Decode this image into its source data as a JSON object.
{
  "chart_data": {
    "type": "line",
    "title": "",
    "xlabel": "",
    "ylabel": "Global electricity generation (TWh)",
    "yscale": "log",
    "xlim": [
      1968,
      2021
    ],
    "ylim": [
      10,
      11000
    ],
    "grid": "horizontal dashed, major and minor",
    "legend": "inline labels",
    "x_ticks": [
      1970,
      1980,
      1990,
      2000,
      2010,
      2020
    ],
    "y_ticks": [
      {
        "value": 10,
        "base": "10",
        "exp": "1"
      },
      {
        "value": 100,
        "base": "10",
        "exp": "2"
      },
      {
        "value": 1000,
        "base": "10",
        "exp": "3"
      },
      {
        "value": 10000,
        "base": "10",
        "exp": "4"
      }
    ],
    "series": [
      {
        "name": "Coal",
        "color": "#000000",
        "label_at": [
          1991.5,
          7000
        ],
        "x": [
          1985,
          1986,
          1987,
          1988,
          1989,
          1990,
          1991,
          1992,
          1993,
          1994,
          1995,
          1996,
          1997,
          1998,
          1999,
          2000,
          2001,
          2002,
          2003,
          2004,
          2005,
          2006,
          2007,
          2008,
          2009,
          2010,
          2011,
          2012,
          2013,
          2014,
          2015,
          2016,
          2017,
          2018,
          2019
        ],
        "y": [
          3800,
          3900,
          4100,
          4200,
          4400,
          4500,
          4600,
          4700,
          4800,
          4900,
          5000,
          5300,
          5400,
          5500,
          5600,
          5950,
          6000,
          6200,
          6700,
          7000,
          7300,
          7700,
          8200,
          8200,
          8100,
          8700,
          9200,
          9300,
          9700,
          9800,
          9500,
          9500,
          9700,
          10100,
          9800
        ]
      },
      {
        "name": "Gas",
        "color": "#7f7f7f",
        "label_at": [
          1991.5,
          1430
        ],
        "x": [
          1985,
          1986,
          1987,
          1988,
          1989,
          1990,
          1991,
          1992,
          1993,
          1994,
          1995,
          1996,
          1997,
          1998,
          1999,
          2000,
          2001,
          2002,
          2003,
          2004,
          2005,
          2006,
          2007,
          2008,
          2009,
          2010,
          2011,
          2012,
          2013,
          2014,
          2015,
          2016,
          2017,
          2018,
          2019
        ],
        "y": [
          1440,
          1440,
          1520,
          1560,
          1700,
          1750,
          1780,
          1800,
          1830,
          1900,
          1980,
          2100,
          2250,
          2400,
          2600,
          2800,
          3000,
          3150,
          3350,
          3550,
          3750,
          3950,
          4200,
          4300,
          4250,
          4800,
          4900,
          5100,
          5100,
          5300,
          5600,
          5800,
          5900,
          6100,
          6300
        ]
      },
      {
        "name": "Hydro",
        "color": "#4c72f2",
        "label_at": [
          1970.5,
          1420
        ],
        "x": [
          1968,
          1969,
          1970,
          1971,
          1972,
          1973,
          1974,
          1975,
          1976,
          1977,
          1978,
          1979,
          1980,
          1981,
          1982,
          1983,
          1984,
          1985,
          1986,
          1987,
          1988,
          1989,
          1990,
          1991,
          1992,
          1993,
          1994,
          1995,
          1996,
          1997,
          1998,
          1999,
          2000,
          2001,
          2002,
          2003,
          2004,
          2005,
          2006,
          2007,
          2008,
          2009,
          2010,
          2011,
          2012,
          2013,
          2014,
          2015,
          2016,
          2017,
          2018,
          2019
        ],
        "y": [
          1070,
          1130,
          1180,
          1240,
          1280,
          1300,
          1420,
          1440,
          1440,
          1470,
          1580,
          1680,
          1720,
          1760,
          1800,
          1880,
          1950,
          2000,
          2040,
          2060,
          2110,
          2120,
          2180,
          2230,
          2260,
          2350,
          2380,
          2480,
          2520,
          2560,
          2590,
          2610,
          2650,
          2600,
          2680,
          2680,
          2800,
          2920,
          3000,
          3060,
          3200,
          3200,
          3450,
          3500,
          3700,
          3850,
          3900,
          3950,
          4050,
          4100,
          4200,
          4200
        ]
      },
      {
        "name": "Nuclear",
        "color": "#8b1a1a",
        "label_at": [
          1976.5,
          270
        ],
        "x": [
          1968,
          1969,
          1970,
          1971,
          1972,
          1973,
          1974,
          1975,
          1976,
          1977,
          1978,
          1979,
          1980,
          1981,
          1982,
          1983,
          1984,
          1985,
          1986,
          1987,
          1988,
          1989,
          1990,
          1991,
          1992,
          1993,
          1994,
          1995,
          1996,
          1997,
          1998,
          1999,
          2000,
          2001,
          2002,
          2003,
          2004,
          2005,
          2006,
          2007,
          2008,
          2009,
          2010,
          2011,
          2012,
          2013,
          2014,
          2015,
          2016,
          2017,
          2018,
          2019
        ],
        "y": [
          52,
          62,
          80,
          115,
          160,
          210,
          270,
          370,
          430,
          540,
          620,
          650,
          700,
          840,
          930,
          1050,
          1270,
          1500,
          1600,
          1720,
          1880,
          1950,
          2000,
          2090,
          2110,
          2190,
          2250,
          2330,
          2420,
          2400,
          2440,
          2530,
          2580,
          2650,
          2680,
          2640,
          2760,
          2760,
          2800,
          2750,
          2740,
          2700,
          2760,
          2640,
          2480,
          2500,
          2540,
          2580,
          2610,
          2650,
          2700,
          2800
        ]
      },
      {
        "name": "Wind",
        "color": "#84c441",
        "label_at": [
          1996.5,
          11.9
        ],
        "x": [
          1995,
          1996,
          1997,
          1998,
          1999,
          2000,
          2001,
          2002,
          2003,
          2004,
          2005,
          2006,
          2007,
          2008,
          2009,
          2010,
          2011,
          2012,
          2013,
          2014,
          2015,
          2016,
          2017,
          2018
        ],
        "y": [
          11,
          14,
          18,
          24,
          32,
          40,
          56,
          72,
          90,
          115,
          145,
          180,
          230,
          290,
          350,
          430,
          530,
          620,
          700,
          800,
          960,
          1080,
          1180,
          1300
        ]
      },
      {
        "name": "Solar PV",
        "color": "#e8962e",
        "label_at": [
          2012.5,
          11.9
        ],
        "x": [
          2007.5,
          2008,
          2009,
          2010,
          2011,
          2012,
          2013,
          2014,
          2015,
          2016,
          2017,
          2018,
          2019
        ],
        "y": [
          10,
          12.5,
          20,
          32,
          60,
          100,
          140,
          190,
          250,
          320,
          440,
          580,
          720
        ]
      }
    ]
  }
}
# # # # #
• _REQUEST_
Show the lines that mention the word "value".

• _IN RESPONSE_
        "value": 10,
        "value": 100,
        "value": 1000,
        "value": 10000,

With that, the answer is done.